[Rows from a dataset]
————

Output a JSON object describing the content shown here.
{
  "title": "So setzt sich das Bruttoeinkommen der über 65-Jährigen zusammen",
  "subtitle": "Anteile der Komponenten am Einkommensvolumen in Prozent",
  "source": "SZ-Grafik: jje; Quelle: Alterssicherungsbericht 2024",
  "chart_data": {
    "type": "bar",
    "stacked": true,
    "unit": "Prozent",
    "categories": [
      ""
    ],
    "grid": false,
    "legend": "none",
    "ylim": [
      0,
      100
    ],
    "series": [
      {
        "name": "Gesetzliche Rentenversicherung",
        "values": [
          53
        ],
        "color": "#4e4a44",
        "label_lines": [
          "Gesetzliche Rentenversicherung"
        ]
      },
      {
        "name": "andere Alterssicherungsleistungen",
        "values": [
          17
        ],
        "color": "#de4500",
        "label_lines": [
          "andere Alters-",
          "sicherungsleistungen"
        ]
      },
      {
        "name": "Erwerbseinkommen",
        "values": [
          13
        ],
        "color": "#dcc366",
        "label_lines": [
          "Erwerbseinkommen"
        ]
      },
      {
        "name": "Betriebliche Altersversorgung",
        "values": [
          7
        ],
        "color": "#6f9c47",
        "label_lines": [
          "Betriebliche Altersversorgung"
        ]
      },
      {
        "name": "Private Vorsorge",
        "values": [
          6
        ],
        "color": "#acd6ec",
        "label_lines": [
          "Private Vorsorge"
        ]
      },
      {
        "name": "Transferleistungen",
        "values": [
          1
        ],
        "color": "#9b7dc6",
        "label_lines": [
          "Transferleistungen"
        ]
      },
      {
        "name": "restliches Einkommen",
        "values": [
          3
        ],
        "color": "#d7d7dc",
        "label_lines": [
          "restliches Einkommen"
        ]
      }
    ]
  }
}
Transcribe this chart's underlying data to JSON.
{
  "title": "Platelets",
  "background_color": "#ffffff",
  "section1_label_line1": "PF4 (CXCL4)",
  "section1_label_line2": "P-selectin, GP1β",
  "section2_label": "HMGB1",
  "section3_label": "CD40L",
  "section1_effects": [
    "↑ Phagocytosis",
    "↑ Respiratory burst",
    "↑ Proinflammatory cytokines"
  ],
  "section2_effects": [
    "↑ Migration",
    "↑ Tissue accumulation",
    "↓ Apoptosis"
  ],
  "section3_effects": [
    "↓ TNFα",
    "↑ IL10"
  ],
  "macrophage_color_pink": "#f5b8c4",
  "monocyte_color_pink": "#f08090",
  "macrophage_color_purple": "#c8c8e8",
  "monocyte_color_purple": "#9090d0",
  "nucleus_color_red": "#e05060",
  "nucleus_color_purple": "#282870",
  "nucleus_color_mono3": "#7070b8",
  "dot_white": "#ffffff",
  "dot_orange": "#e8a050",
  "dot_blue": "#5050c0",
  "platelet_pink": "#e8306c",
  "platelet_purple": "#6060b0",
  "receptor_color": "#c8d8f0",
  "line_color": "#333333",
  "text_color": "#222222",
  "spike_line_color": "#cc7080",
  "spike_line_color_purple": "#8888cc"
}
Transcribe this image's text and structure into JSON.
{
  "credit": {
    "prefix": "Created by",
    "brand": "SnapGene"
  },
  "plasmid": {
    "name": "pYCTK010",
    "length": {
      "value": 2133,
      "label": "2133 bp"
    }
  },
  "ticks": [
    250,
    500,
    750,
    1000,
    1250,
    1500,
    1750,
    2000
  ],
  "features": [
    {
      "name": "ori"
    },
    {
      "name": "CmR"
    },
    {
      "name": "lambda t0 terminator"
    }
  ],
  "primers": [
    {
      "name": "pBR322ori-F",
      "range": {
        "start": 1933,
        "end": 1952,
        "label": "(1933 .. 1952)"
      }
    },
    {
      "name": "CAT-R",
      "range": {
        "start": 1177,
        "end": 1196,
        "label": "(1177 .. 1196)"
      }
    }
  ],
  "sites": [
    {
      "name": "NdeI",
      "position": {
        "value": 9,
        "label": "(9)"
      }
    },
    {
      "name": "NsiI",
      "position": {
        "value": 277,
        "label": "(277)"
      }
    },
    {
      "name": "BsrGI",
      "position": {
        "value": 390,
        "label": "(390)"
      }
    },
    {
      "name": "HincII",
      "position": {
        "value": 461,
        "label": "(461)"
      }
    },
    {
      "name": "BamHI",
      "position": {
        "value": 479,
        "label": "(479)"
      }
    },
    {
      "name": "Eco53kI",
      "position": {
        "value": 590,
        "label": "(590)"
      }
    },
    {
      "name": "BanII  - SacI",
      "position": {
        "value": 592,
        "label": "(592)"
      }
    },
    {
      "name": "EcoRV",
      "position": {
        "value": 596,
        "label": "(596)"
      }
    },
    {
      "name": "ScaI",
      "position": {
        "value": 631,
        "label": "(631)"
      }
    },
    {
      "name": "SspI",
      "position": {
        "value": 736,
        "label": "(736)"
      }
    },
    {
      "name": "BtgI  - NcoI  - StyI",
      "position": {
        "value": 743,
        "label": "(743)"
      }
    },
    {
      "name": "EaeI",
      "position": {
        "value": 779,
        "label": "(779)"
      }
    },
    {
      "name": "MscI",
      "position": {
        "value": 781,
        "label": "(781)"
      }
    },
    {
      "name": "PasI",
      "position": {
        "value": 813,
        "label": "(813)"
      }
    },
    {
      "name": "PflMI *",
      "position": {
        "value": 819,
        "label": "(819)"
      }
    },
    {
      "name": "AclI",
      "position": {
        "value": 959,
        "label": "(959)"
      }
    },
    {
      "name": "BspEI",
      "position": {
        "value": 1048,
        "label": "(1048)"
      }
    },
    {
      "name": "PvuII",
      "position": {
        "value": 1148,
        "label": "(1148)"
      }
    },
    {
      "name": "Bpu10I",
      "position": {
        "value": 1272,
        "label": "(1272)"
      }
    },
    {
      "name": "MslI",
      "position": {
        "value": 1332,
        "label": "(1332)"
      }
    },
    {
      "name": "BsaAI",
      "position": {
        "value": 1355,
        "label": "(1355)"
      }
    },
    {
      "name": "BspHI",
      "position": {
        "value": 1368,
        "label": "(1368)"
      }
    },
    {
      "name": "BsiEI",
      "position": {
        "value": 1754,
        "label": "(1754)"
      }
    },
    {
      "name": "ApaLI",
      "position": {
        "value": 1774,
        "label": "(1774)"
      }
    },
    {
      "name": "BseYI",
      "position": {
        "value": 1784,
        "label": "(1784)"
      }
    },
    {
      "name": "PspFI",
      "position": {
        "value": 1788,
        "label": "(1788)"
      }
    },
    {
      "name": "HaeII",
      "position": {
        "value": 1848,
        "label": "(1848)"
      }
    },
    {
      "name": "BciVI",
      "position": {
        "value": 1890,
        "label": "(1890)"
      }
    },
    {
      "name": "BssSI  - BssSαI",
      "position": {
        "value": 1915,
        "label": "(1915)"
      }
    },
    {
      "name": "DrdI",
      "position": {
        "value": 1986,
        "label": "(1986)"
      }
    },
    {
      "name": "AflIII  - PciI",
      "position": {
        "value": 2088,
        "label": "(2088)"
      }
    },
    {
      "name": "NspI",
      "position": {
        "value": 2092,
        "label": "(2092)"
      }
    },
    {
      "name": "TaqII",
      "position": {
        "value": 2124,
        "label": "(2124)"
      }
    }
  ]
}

————

Stated exercise. Gather up the lines that contain the word "ffffff".

Task output.
  "background_color": "#ffffff",
  "dot_white": "#ffffff",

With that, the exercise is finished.